▶ **Records for the task**
□ □ □

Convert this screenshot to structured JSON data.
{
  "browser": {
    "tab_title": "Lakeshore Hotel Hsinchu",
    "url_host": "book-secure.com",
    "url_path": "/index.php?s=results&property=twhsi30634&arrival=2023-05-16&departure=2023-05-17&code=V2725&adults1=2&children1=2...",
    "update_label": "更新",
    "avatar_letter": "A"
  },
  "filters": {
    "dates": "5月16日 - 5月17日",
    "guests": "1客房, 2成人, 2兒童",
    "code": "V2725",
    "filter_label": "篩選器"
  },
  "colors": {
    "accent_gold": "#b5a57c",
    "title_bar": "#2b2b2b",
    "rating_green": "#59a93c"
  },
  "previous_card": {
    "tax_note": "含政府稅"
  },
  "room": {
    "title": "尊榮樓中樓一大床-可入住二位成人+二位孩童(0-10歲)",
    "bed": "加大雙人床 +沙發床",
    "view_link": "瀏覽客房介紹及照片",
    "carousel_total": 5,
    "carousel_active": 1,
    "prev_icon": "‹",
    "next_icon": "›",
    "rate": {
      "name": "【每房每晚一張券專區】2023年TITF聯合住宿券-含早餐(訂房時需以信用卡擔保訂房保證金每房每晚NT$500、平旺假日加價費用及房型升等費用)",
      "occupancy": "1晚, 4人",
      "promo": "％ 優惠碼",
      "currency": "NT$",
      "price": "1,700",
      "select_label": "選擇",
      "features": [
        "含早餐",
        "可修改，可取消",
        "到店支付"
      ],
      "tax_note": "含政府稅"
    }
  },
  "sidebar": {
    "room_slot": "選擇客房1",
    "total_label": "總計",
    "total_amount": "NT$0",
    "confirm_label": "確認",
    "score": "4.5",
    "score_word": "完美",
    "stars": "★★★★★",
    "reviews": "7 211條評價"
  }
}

□ □ □

▶ **What you are asked to do**
Exactly as written, please output every entry.

▶ **Exercise response**
Convert this screenshot to structured JSON data.
{
  "browser": {
    "tab_title": "Lakeshore Hotel Hsinchu",
    "url_host": "book-secure.com",
    "url_path": "/index.php?s=results&property=twhsi30634&arrival=2023-05-16&departure=2023-05-17&code=V2725&adults1=2&children1=2...",
    "update_label": "更新",
    "avatar_letter": "A"
  },
  "filters": {
    "dates": "5月16日 - 5月17日",
    "guests": "1客房, 2成人, 2兒童",
    "code": "V2725",
    "filter_label": "篩選器"
  },
  "colors": {
    "accent_gold": "#b5a57c",
    "title_bar": "#2b2b2b",
    "rating_green": "#59a93c"
  },
  "previous_card": {
    "tax_note": "含政府稅"
  },
  "room": {
    "title": "尊榮樓中樓一大床-可入住二位成人+二位孩童(0-10歲)",
    "bed": "加大雙人床 +沙發床",
    "view_link": "瀏覽客房介紹及照片",
    "carousel_total": 5,
    "carousel_active": 1,
    "prev_icon": "‹",
    "next_icon": "›",
    "rate": {
      "name": "【每房每晚一張券專區】2023年TITF聯合住宿券-含早餐(訂房時需以信用卡擔保訂房保證金每房每晚NT$500、平旺假日加價費用及房型升等費用)",
      "occupancy": "1晚, 4人",
      "promo": "％ 優惠碼",
      "currency": "NT$",
      "price": "1,700",
      "select_label": "選擇",
      "features": [
        "含早餐",
        "可修改，可取消",
        "到店支付"
      ],
      "tax_note": "含政府稅"
    }
  },
  "sidebar": {
    "room_slot": "選擇客房1",
    "total_label": "總計",
    "total_amount": "NT$0",
    "confirm_label": "確認",
    "score": "4.5",
    "score_word": "完美",
    "stars": "★★★★★",
    "reviews": "7 211條評價"
  }
}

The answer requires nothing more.